◆ GIVEN PROBLEM:
Whenever a line contains the string "date", copy it out of the entries.
__________________________________________________
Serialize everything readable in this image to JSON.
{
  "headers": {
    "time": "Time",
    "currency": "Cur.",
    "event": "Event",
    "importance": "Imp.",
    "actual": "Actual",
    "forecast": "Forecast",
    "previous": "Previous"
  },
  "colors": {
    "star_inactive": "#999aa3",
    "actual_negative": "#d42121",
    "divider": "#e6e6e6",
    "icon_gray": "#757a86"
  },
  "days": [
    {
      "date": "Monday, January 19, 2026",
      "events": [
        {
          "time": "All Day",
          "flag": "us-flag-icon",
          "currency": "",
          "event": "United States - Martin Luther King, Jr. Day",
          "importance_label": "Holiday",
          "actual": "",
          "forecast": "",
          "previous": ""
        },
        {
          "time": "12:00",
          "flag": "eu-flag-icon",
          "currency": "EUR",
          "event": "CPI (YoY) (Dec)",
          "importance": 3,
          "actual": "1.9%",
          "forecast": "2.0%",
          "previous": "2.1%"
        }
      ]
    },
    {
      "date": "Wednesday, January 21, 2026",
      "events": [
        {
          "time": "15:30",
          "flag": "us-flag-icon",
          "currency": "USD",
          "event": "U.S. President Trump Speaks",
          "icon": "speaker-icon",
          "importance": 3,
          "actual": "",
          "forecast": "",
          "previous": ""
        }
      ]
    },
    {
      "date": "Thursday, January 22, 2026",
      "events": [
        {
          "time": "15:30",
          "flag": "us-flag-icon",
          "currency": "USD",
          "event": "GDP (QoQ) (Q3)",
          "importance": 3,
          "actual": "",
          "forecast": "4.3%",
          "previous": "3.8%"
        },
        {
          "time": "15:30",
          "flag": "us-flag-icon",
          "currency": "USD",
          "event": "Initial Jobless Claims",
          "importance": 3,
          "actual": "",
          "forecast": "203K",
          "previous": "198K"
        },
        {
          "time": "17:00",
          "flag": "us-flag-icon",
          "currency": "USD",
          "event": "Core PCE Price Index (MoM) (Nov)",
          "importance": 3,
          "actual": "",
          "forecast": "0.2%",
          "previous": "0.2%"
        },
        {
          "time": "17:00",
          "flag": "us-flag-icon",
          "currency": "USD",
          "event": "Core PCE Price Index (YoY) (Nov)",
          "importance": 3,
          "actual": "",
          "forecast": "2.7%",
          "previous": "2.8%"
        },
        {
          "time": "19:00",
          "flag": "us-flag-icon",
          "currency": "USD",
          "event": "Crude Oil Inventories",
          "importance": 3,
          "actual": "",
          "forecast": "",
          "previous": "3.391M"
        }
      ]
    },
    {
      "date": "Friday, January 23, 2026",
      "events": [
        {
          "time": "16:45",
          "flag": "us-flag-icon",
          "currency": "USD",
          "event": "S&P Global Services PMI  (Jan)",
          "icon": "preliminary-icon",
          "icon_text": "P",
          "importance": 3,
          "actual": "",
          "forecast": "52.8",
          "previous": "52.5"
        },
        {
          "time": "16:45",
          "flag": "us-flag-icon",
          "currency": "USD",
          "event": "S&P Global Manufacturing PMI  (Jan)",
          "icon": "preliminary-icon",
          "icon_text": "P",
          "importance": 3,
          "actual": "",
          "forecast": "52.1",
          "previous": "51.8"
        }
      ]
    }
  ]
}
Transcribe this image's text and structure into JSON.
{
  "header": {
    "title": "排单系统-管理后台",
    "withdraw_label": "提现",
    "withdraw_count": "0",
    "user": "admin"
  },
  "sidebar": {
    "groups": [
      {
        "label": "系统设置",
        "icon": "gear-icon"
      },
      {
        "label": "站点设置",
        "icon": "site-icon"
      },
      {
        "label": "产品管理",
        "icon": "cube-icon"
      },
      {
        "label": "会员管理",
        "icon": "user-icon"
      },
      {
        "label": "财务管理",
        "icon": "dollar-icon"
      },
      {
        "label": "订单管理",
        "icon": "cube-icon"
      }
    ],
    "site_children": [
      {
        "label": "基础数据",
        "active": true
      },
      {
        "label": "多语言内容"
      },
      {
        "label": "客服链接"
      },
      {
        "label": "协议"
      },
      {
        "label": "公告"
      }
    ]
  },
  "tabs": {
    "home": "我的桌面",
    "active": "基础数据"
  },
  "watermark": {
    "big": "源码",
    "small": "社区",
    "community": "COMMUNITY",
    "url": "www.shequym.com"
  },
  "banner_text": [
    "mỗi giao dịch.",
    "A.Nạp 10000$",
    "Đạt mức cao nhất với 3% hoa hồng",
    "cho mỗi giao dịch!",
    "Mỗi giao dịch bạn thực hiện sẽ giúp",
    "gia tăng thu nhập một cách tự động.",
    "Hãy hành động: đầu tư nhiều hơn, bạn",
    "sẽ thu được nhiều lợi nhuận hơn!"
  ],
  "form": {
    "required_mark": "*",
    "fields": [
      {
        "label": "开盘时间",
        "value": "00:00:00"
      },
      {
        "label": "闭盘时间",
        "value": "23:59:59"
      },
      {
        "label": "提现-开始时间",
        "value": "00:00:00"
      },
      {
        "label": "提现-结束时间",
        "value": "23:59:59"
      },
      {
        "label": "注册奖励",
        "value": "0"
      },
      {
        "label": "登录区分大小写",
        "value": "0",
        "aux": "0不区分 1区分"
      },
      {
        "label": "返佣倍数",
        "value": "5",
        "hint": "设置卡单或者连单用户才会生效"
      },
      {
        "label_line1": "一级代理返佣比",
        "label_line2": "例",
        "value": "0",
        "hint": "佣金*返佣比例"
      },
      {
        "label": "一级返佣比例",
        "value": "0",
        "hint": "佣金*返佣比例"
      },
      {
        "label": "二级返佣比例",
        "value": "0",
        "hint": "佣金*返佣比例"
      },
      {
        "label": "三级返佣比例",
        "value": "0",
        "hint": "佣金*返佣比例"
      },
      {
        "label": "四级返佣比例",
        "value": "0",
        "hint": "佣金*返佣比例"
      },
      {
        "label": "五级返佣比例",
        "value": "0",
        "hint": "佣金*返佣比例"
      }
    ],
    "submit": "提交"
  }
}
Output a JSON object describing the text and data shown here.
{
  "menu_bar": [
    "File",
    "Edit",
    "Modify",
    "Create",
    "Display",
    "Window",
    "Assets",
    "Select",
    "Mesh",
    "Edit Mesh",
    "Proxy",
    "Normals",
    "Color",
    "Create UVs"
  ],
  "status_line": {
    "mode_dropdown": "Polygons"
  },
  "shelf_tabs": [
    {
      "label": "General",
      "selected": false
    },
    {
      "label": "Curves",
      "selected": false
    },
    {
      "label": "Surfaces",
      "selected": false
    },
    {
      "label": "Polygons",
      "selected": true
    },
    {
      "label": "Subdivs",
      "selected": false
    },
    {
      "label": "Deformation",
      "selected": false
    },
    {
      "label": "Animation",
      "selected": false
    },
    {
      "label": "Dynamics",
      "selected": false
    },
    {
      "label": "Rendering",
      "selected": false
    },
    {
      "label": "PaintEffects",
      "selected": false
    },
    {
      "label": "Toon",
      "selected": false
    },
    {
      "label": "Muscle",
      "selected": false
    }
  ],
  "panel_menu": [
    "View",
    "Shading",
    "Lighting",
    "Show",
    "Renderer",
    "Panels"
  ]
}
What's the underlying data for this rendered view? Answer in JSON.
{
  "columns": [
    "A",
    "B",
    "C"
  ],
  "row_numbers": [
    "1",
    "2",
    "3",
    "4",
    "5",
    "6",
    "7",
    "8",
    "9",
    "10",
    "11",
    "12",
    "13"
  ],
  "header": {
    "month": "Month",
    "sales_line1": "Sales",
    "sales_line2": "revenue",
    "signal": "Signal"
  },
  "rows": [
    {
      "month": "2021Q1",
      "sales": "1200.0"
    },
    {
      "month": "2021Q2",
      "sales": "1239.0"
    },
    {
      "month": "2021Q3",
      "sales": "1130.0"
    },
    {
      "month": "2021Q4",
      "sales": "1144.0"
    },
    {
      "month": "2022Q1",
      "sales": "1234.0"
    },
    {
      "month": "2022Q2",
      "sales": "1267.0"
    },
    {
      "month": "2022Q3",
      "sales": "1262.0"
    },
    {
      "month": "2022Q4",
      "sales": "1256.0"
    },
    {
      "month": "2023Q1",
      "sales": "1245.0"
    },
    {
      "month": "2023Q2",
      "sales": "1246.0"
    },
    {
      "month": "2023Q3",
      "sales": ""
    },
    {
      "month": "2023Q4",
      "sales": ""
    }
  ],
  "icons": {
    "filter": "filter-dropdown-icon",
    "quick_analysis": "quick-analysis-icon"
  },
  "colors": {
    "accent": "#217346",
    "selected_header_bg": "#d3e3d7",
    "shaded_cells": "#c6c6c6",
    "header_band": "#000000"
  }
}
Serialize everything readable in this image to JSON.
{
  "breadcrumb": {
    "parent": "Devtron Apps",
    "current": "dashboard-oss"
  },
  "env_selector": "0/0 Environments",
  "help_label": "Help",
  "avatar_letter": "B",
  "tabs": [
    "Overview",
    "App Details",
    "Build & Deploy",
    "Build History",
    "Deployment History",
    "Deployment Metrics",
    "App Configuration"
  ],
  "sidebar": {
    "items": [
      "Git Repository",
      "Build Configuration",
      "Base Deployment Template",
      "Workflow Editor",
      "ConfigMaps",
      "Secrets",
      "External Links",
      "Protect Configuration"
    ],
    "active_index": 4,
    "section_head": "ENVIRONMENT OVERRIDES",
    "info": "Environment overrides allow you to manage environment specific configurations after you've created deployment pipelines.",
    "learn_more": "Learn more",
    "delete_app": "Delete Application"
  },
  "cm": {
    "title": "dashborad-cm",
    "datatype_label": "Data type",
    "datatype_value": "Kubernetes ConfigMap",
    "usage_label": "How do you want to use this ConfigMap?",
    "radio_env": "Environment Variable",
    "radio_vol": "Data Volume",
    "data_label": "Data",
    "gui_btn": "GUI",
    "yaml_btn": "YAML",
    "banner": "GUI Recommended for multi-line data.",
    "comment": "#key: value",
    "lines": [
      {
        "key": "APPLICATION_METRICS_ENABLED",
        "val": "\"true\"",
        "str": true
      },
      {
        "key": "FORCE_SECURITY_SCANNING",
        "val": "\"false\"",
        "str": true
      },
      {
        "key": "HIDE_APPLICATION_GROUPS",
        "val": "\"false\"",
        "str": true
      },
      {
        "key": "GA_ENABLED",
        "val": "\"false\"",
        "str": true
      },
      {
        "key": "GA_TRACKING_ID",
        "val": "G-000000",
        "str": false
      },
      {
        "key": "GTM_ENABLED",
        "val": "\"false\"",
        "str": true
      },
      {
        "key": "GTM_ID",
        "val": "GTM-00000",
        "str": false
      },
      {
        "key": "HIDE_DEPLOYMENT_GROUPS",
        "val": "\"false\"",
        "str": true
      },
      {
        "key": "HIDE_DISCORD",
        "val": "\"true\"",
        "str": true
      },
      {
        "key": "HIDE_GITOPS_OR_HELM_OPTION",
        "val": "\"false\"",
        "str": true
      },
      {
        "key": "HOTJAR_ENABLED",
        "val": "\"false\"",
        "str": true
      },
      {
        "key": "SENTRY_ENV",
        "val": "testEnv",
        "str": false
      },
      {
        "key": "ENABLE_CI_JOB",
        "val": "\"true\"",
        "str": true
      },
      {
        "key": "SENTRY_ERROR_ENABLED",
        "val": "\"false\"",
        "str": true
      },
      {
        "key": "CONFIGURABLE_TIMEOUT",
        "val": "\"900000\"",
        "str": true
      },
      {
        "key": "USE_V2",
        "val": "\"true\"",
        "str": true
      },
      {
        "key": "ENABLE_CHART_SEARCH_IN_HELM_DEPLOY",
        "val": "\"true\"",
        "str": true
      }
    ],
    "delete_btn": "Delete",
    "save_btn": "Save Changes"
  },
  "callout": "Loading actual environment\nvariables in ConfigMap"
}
__________________________________________________
◆ REPLY TO THE EXERCISE:
      "date": "Monday, January 19, 2026",
      "date": "Wednesday, January 21, 2026",
      "date": "Thursday, January 22, 2026",
      "date": "Friday, January 23, 2026",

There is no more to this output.